* **The problem**
Leave out the pictures and transcribe the rest of the records exactly.

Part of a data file
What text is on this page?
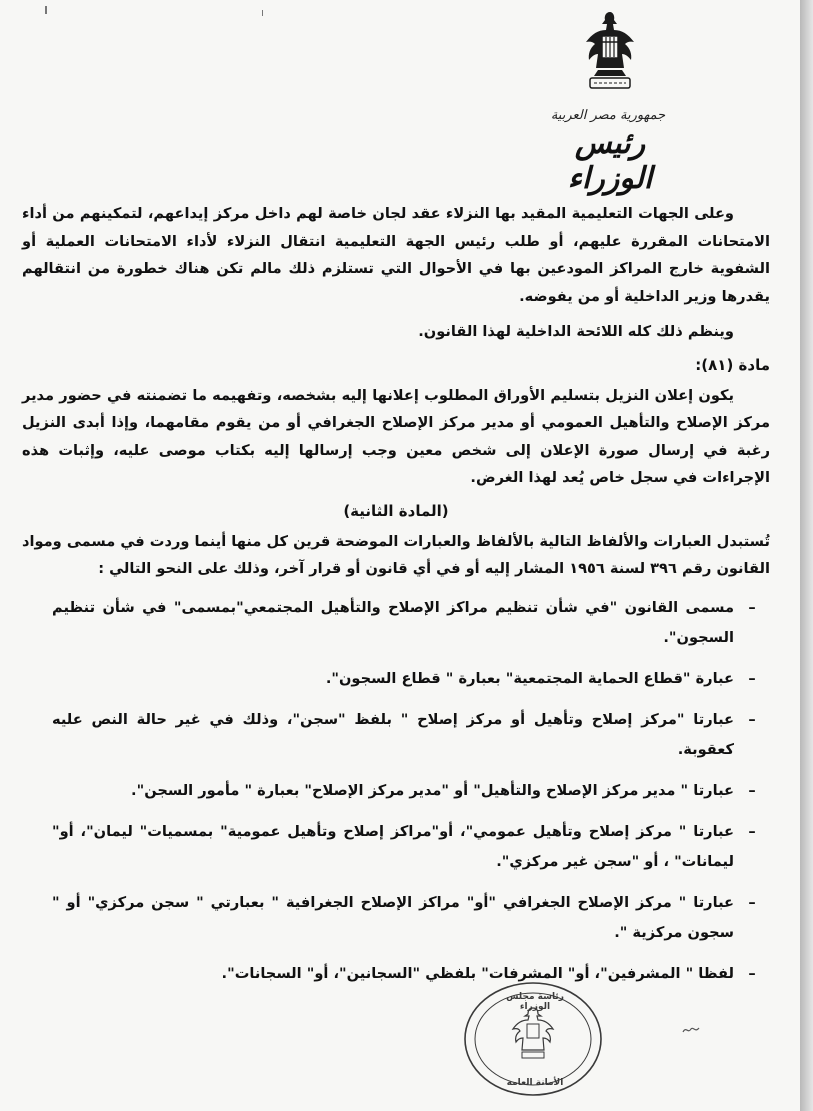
جمهورية مصر العربية
رئيس الوزراء

وعلى الجهات التعليمية المقيد بها النزلاء عقد لجان خاصة لهم داخل مركز إيداعهم، لتمكينهم من أداء الامتحانات المقررة عليهم، أو طلب رئيس الجهة التعليمية انتقال النزلاء لأداء الامتحانات العملية أو الشفوية خارج المراكز المودعين بها في الأحوال التي تستلزم ذلك مالم تكن هناك خطورة من انتقالهم يقدرها وزير الداخلية أو من يفوضه.

وينظم ذلك كله اللائحة الداخلية لهذا القانون.

مادة (٨١):

يكون إعلان النزيل بتسليم الأوراق المطلوب إعلانها إليه بشخصه، وتفهيمه ما تضمنته في حضور مدير مركز الإصلاح والتأهيل العمومي أو مدير مركز الإصلاح الجغرافي أو من يقوم مقامهما، وإذا أبدى النزيل رغبة في إرسال صورة الإعلان إلى شخص معين وجب إرسالها إليه بكتاب موصى عليه، وإثبات هذه الإجراءات في سجل خاص يُعد لهذا الغرض.

(المادة الثانية)

تُستبدل العبارات والألفاظ التالية بالألفاظ والعبارات الموضحة قرين كل منها أينما وردت في مسمى ومواد القانون رقم ٣٩٦ لسنة ١٩٥٦ المشار إليه أو في أي قانون أو قرار آخر، وذلك على النحو التالي :

–
مسمى القانون "في شأن تنظيم مراكز الإصلاح والتأهيل المجتمعي"بمسمى" في شأن تنظيم السجون".
–
عبارة "قطاع الحماية المجتمعية" بعبارة " قطاع السجون".
–
عبارتا "مركز إصلاح وتأهيل أو مركز إصلاح " بلفظ "سجن"، وذلك في غير حالة النص عليه كعقوبة.
–
عبارتا " مدير مركز الإصلاح والتأهيل" أو "مدير مركز الإصلاح" بعبارة " مأمور السجن".
–
عبارتا " مركز إصلاح وتأهيل عمومي"، أو"مراكز إصلاح وتأهيل عمومية" بمسميات" ليمان"، أو" ليمانات" ، أو "سجن غير مركزي".
–
عبارتا " مركز الإصلاح الجغرافي "أو" مراكز الإصلاح الجغرافية " بعبارتي " سجن مركزي" أو " سجون مركزية ".
–
لفظا " المشرفين"، أو" المشرفات" بلفظي "السجانين"، أو" السجانات".
رئاسة مجلس الوزراء
الأمانة العامة
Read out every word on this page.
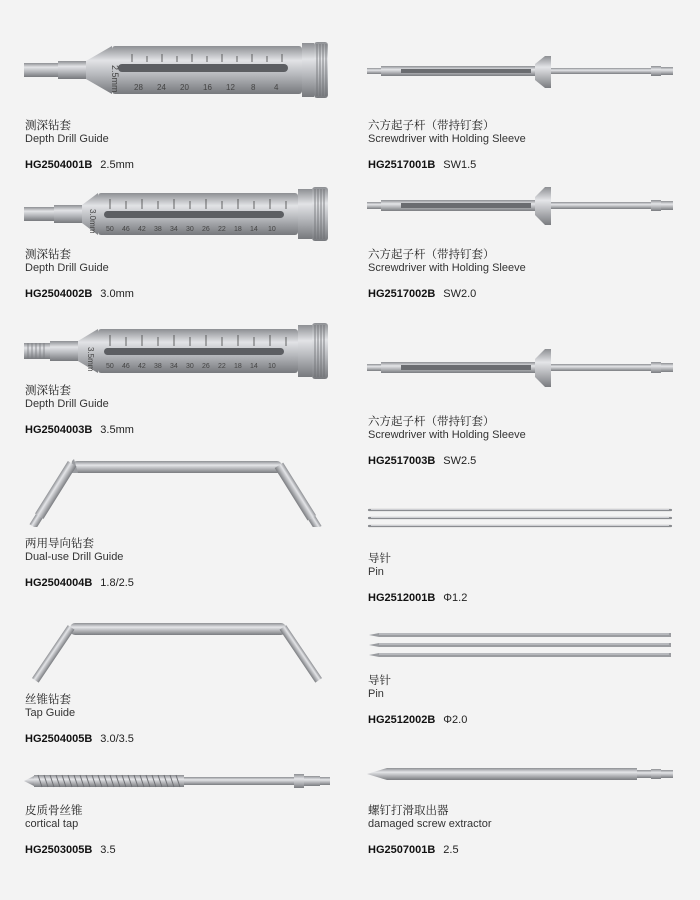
2.5mm 28 24 20 16 12 8 4
测深钻套
Depth Drill Guide
HG2504001B 2.5mm
3.0mm 50 46 42 38 34 30 26 22 18 14 10
测深钻套
Depth Drill Guide
HG2504002B 3.0mm
3.5mm 50 46 42 38 34 30 26 22 18 14 10
测深钻套
Depth Drill Guide
HG2504003B 3.5mm
两用导向钻套
Dual-use Drill Guide
HG2504004B 1.8/2.5
丝锥钻套
Tap Guide
HG2504005B 3.0/3.5
皮质骨丝锥
cortical tap
HG2503005B 3.5
六方起子杆（带持钉套）
Screwdriver with Holding Sleeve
HG2517001B SW1.5
六方起子杆（带持钉套）
Screwdriver with Holding Sleeve
HG2517002B SW2.0
六方起子杆（带持钉套）
Screwdriver with Holding Sleeve
HG2517003B SW2.5
导针
Pin
HG2512001B Φ1.2
导针
Pin
HG2512002B Φ2.0
螺钉打滑取出器
damaged screw extractor
HG2507001B 2.5
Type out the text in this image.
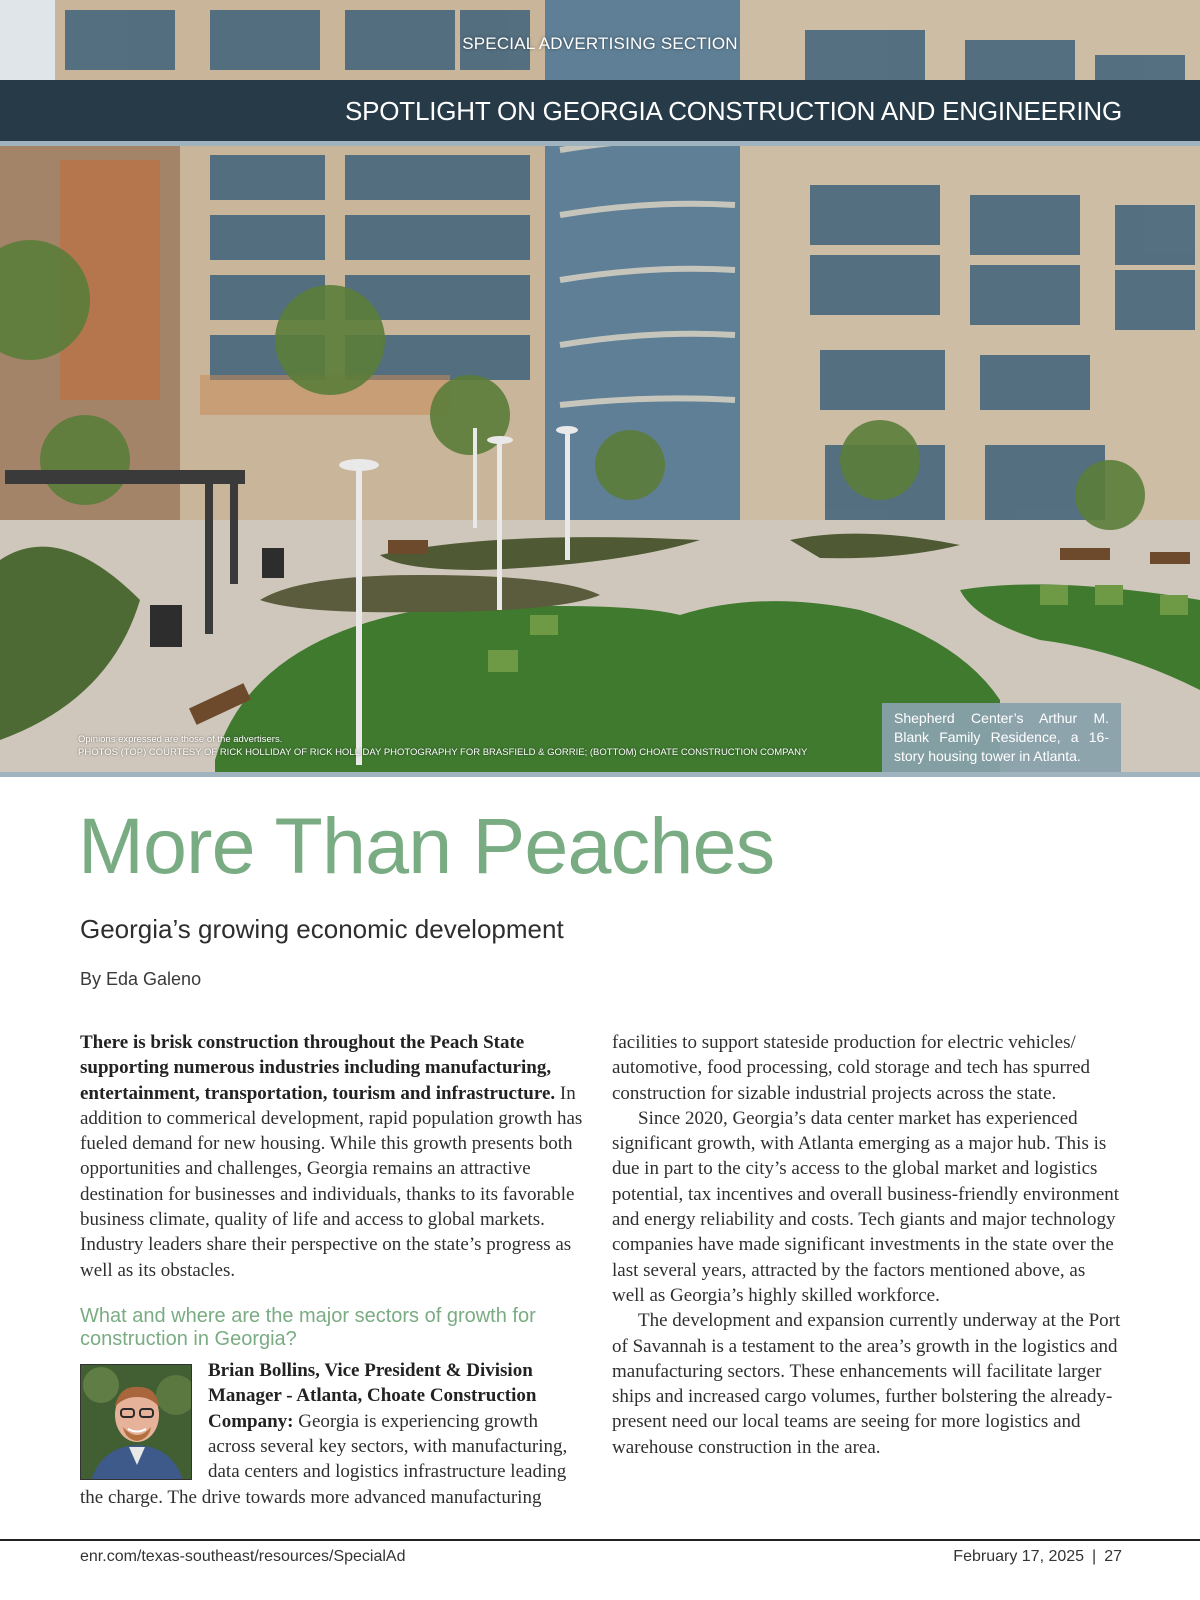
SPECIAL ADVERTISING SECTION
SPOTLIGHT ON GEORGIA CONSTRUCTION AND ENGINEERING
Opinions expressed are those of the advertisers.
PHOTOS (TOP) COURTESY OF RICK HOLLIDAY OF RICK HOLLIDAY PHOTOGRAPHY FOR BRASFIELD & GORRIE; (BOTTOM) CHOATE CONSTRUCTION COMPANY
Shepherd Center’s Arthur M. Blank Family Residence, a 16-story housing tower in Atlanta.
More Than Peaches
Georgia’s growing economic development
By Eda Galeno

There is brisk construction throughout the Peach State supporting numerous industries including manufacturing, entertainment, transportation, tourism and infrastructure. In addition to commerical development, rapid population growth has fueled demand for new housing. While this growth presents both opportunities and challenges, Georgia remains an attractive destination for businesses and individuals, thanks to its favorable business climate, quality of life and access to global markets. Industry leaders share their perspective on the state’s progress as well as its obstacles.

What and where are the major sectors of growth for construction in Georgia?
Brian Bollins, Vice President & Division Manager - Atlanta, Choate Construction Company: Georgia is experiencing growth across several key sectors, with manufacturing, data centers and logistics infrastructure leading
the charge. The drive towards more advanced manufacturing

facilities to support stateside production for electric vehicles/ automotive, food processing, cold storage and tech has spurred construction for sizable industrial projects across the state.

Since 2020, Georgia’s data center market has experienced significant growth, with Atlanta emerging as a major hub. This is due in part to the city’s access to the global market and logistics potential, tax incentives and overall business-friendly environment and energy reliability and costs. Tech giants and major technology companies have made significant investments in the state over the last several years, attracted by the factors mentioned above, as well as Georgia’s highly skilled workforce.

The development and expansion currently underway at the Port of Savannah is a testament to the area’s growth in the logistics and manufacturing sectors. These enhancements will facilitate larger ships and increased cargo volumes, further bolstering the already-present need our local teams are seeing for more logistics and warehouse construction in the area.

enr.com/texas-southeast/resources/SpecialAd	February 17, 2025 | 27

* **Solved problem**
What text is on this page?
جمهورية مصر العربية
رئيس الوزراء

وعلى الجهات التعليمية المقيد بها النزلاء عقد لجان خاصة لهم داخل مركز إيداعهم، لتمكينهم من أداء الامتحانات المقررة عليهم، أو طلب رئيس الجهة التعليمية انتقال النزلاء لأداء الامتحانات العملية أو الشفوية خارج المراكز المودعين بها في الأحوال التي تستلزم ذلك مالم تكن هناك خطورة من انتقالهم يقدرها وزير الداخلية أو من يفوضه.

وينظم ذلك كله اللائحة الداخلية لهذا القانون.

مادة (٨١):

يكون إعلان النزيل بتسليم الأوراق المطلوب إعلانها إليه بشخصه، وتفهيمه ما تضمنته في حضور مدير مركز الإصلاح والتأهيل العمومي أو مدير مركز الإصلاح الجغرافي أو من يقوم مقامهما، وإذا أبدى النزيل رغبة في إرسال صورة الإعلان إلى شخص معين وجب إرسالها إليه بكتاب موصى عليه، وإثبات هذه الإجراءات في سجل خاص يُعد لهذا الغرض.

(المادة الثانية)

تُستبدل العبارات والألفاظ التالية بالألفاظ والعبارات الموضحة قرين كل منها أينما وردت في مسمى ومواد القانون رقم ٣٩٦ لسنة ١٩٥٦ المشار إليه أو في أي قانون أو قرار آخر، وذلك على النحو التالي :

–
مسمى القانون "في شأن تنظيم مراكز الإصلاح والتأهيل المجتمعي"بمسمى" في شأن تنظيم السجون".
–
عبارة "قطاع الحماية المجتمعية" بعبارة " قطاع السجون".
–
عبارتا "مركز إصلاح وتأهيل أو مركز إصلاح " بلفظ "سجن"، وذلك في غير حالة النص عليه كعقوبة.
–
عبارتا " مدير مركز الإصلاح والتأهيل" أو "مدير مركز الإصلاح" بعبارة " مأمور السجن".
–
عبارتا " مركز إصلاح وتأهيل عمومي"، أو"مراكز إصلاح وتأهيل عمومية" بمسميات" ليمان"، أو" ليمانات" ، أو "سجن غير مركزي".
–
عبارتا " مركز الإصلاح الجغرافي "أو" مراكز الإصلاح الجغرافية " بعبارتي " سجن مركزي" أو " سجون مركزية ".
–
لفظا " المشرفين"، أو" المشرفات" بلفظي "السجانين"، أو" السجانات".
رئاسة مجلس الوزراء
الأمانة العامة
Read out every word on this page.
2.5mm 28 24 20 16 12 8 4
测深钻套
Depth Drill Guide
HG2504001B 2.5mm
3.0mm 50 46 42 38 34 30 26 22 18 14 10
测深钻套
Depth Drill Guide
HG2504002B 3.0mm
3.5mm 50 46 42 38 34 30 26 22 18 14 10
测深钻套
Depth Drill Guide
HG2504003B 3.5mm
两用导向钻套
Dual-use Drill Guide
HG2504004B 1.8/2.5
丝锥钻套
Tap Guide
HG2504005B 3.0/3.5
皮质骨丝锥
cortical tap
HG2503005B 3.5
六方起子杆（带持钉套）
Screwdriver with Holding Sleeve
HG2517001B SW1.5
六方起子杆（带持钉套）
Screwdriver with Holding Sleeve
HG2517002B SW2.0
六方起子杆（带持钉套）
Screwdriver with Holding Sleeve
HG2517003B SW2.5
导针
Pin
HG2512001B Φ1.2
导针
Pin
HG2512002B Φ2.0
螺钉打滑取出器
damaged screw extractor
HG2507001B 2.5
Type out the text in this image.
SPECIAL ADVERTISING SECTION
SPOTLIGHT ON GEORGIA CONSTRUCTION AND ENGINEERING
Opinions expressed are those of the advertisers.
PHOTOS (TOP) COURTESY OF RICK HOLLIDAY OF RICK HOLLIDAY PHOTOGRAPHY FOR BRASFIELD & GORRIE; (BOTTOM) CHOATE CONSTRUCTION COMPANY
Shepherd Center’s Arthur M. Blank Family Residence, a 16-story housing tower in Atlanta.
More Than Peaches
Georgia’s growing economic development
By Eda Galeno

There is brisk construction throughout the Peach State supporting numerous industries including manufacturing, entertainment, transportation, tourism and infrastructure. In addition to commerical development, rapid population growth has fueled demand for new housing. While this growth presents both opportunities and challenges, Georgia remains an attractive destination for businesses and individuals, thanks to its favorable business climate, quality of life and access to global markets. Industry leaders share their perspective on the state’s progress as well as its obstacles.

What and where are the major sectors of growth for construction in Georgia?
Brian Bollins, Vice President & Division Manager - Atlanta, Choate Construction Company: Georgia is experiencing growth across several key sectors, with manufacturing, data centers and logistics infrastructure leading
the charge. The drive towards more advanced manufacturing

facilities to support stateside production for electric vehicles/ automotive, food processing, cold storage and tech has spurred construction for sizable industrial projects across the state.

Since 2020, Georgia’s data center market has experienced significant growth, with Atlanta emerging as a major hub. This is due in part to the city’s access to the global market and logistics potential, tax incentives and overall business-friendly environment and energy reliability and costs. Tech giants and major technology companies have made significant investments in the state over the last several years, attracted by the factors mentioned above, as well as Georgia’s highly skilled workforce.

The development and expansion currently underway at the Port of Savannah is a testament to the area’s growth in the logistics and manufacturing sectors. These enhancements will facilitate larger ships and increased cargo volumes, further bolstering the already-present need our local teams are seeing for more logistics and warehouse construction in the area.

enr.com/texas-southeast/resources/SpecialAd	February 17, 2025 | 27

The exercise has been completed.